--- Start ---
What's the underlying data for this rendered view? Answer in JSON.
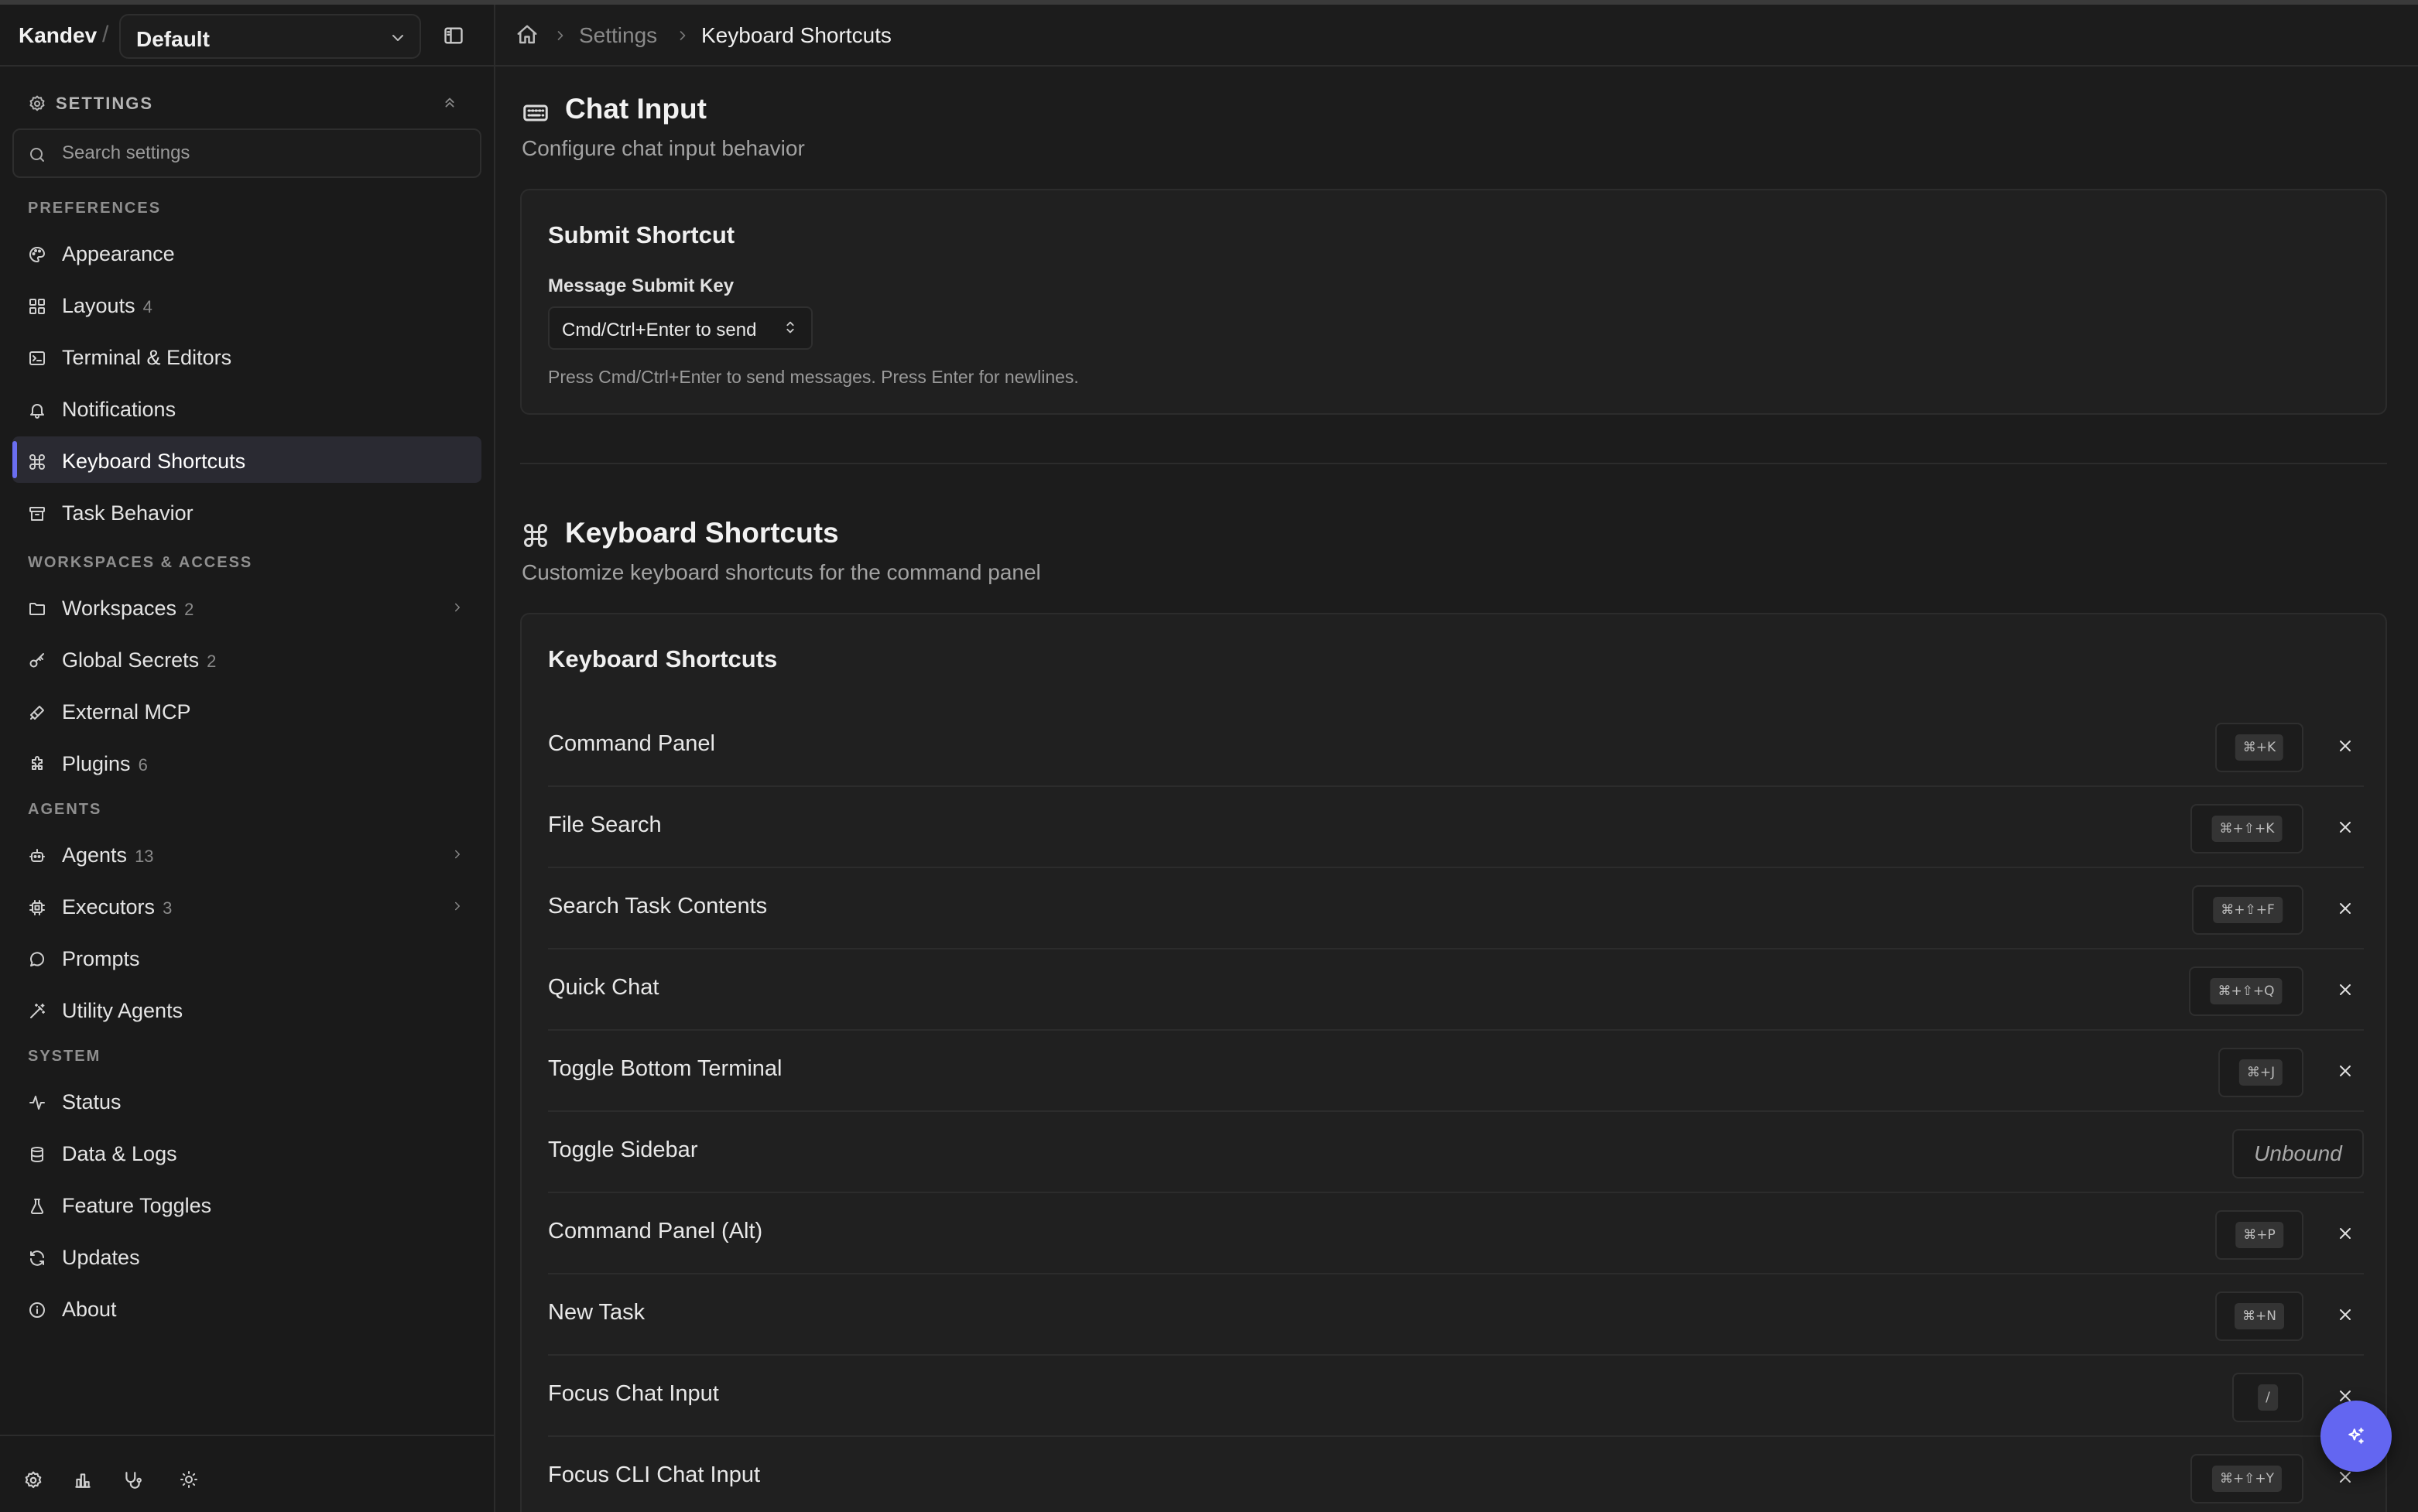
{
  "header": {
    "brand": "Kandev",
    "slash": "/",
    "workspace": "Default"
  },
  "sidebar": {
    "section_title": "SETTINGS",
    "search_placeholder": "Search settings",
    "groups": {
      "preferences": "PREFERENCES",
      "workspaces": "WORKSPACES & ACCESS",
      "agents": "AGENTS",
      "system": "SYSTEM"
    },
    "items": [
      {
        "label": "Appearance",
        "count": "",
        "icon": "palette-icon"
      },
      {
        "label": "Layouts",
        "count": "4",
        "icon": "layout-grid-icon"
      },
      {
        "label": "Terminal & Editors",
        "count": "",
        "icon": "terminal-icon"
      },
      {
        "label": "Notifications",
        "count": "",
        "icon": "bell-icon"
      },
      {
        "label": "Keyboard Shortcuts",
        "count": "",
        "icon": "command-icon",
        "active": true
      },
      {
        "label": "Task Behavior",
        "count": "",
        "icon": "archive-icon"
      },
      {
        "label": "Workspaces",
        "count": "2",
        "icon": "folder-icon"
      },
      {
        "label": "Global Secrets",
        "count": "2",
        "icon": "key-icon"
      },
      {
        "label": "External MCP",
        "count": "",
        "icon": "plug-icon"
      },
      {
        "label": "Plugins",
        "count": "6",
        "icon": "puzzle-icon"
      },
      {
        "label": "Agents",
        "count": "13",
        "icon": "bot-icon"
      },
      {
        "label": "Executors",
        "count": "3",
        "icon": "cpu-icon"
      },
      {
        "label": "Prompts",
        "count": "",
        "icon": "message-circle-icon"
      },
      {
        "label": "Utility Agents",
        "count": "",
        "icon": "wand-icon"
      },
      {
        "label": "Status",
        "count": "",
        "icon": "activity-icon"
      },
      {
        "label": "Data & Logs",
        "count": "",
        "icon": "database-icon"
      },
      {
        "label": "Feature Toggles",
        "count": "",
        "icon": "flask-icon"
      },
      {
        "label": "Updates",
        "count": "",
        "icon": "refresh-icon"
      },
      {
        "label": "About",
        "count": "",
        "icon": "info-icon"
      }
    ]
  },
  "breadcrumb": {
    "home_icon": "home-icon",
    "items": [
      "Settings",
      "Keyboard Shortcuts"
    ]
  },
  "chat_input": {
    "title": "Chat Input",
    "description": "Configure chat input behavior",
    "card_title": "Submit Shortcut",
    "field_label": "Message Submit Key",
    "select_value": "Cmd/Ctrl+Enter to send",
    "hint": "Press Cmd/Ctrl+Enter to send messages. Press Enter for newlines."
  },
  "shortcuts": {
    "title": "Keyboard Shortcuts",
    "description": "Customize keyboard shortcuts for the command panel",
    "card_title": "Keyboard Shortcuts",
    "rows": [
      {
        "label": "Command Panel",
        "key": "⌘+K"
      },
      {
        "label": "File Search",
        "key": "⌘+⇧+K"
      },
      {
        "label": "Search Task Contents",
        "key": "⌘+⇧+F"
      },
      {
        "label": "Quick Chat",
        "key": "⌘+⇧+Q"
      },
      {
        "label": "Toggle Bottom Terminal",
        "key": "⌘+J"
      },
      {
        "label": "Toggle Sidebar",
        "key": "Unbound"
      },
      {
        "label": "Command Panel (Alt)",
        "key": "⌘+P"
      },
      {
        "label": "New Task",
        "key": "⌘+N"
      },
      {
        "label": "Focus Chat Input",
        "key": "/"
      },
      {
        "label": "Focus CLI Chat Input",
        "key": "⌘+⇧+Y"
      }
    ]
  },
  "colors": {
    "accent": "#6366f1",
    "background": "#1c1c1c",
    "sidebar_bg": "#1a1a1a"
  }
}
--- End ---
> **The task**: Without the pictures, return the entries exactly as they appear.

> **Output of the task**:
What's the underlying data for this rendered view? Answer in JSON.
{
  "header": {
    "brand": "Kandev",
    "slash": "/",
    "workspace": "Default"
  },
  "sidebar": {
    "section_title": "SETTINGS",
    "search_placeholder": "Search settings",
    "groups": {
      "preferences": "PREFERENCES",
      "workspaces": "WORKSPACES & ACCESS",
      "agents": "AGENTS",
      "system": "SYSTEM"
    },
    "items": [
      {
        "label": "Appearance",
        "count": "",
        "icon": "palette-icon"
      },
      {
        "label": "Layouts",
        "count": "4",
        "icon": "layout-grid-icon"
      },
      {
        "label": "Terminal & Editors",
        "count": "",
        "icon": "terminal-icon"
      },
      {
        "label": "Notifications",
        "count": "",
        "icon": "bell-icon"
      },
      {
        "label": "Keyboard Shortcuts",
        "count": "",
        "icon": "command-icon",
        "active": true
      },
      {
        "label": "Task Behavior",
        "count": "",
        "icon": "archive-icon"
      },
      {
        "label": "Workspaces",
        "count": "2",
        "icon": "folder-icon"
      },
      {
        "label": "Global Secrets",
        "count": "2",
        "icon": "key-icon"
      },
      {
        "label": "External MCP",
        "count": "",
        "icon": "plug-icon"
      },
      {
        "label": "Plugins",
        "count": "6",
        "icon": "puzzle-icon"
      },
      {
        "label": "Agents",
        "count": "13",
        "icon": "bot-icon"
      },
      {
        "label": "Executors",
        "count": "3",
        "icon": "cpu-icon"
      },
      {
        "label": "Prompts",
        "count": "",
        "icon": "message-circle-icon"
      },
      {
        "label": "Utility Agents",
        "count": "",
        "icon": "wand-icon"
      },
      {
        "label": "Status",
        "count": "",
        "icon": "activity-icon"
      },
      {
        "label": "Data & Logs",
        "count": "",
        "icon": "database-icon"
      },
      {
        "label": "Feature Toggles",
        "count": "",
        "icon": "flask-icon"
      },
      {
        "label": "Updates",
        "count": "",
        "icon": "refresh-icon"
      },
      {
        "label": "About",
        "count": "",
        "icon": "info-icon"
      }
    ]
  },
  "breadcrumb": {
    "home_icon": "home-icon",
    "items": [
      "Settings",
      "Keyboard Shortcuts"
    ]
  },
  "chat_input": {
    "title": "Chat Input",
    "description": "Configure chat input behavior",
    "card_title": "Submit Shortcut",
    "field_label": "Message Submit Key",
    "select_value": "Cmd/Ctrl+Enter to send",
    "hint": "Press Cmd/Ctrl+Enter to send messages. Press Enter for newlines."
  },
  "shortcuts": {
    "title": "Keyboard Shortcuts",
    "description": "Customize keyboard shortcuts for the command panel",
    "card_title": "Keyboard Shortcuts",
    "rows": [
      {
        "label": "Command Panel",
        "key": "⌘+K"
      },
      {
        "label": "File Search",
        "key": "⌘+⇧+K"
      },
      {
        "label": "Search Task Contents",
        "key": "⌘+⇧+F"
      },
      {
        "label": "Quick Chat",
        "key": "⌘+⇧+Q"
      },
      {
        "label": "Toggle Bottom Terminal",
        "key": "⌘+J"
      },
      {
        "label": "Toggle Sidebar",
        "key": "Unbound"
      },
      {
        "label": "Command Panel (Alt)",
        "key": "⌘+P"
      },
      {
        "label": "New Task",
        "key": "⌘+N"
      },
      {
        "label": "Focus Chat Input",
        "key": "/"
      },
      {
        "label": "Focus CLI Chat Input",
        "key": "⌘+⇧+Y"
      }
    ]
  },
  "colors": {
    "accent": "#6366f1",
    "background": "#1c1c1c",
    "sidebar_bg": "#1a1a1a"
  }
}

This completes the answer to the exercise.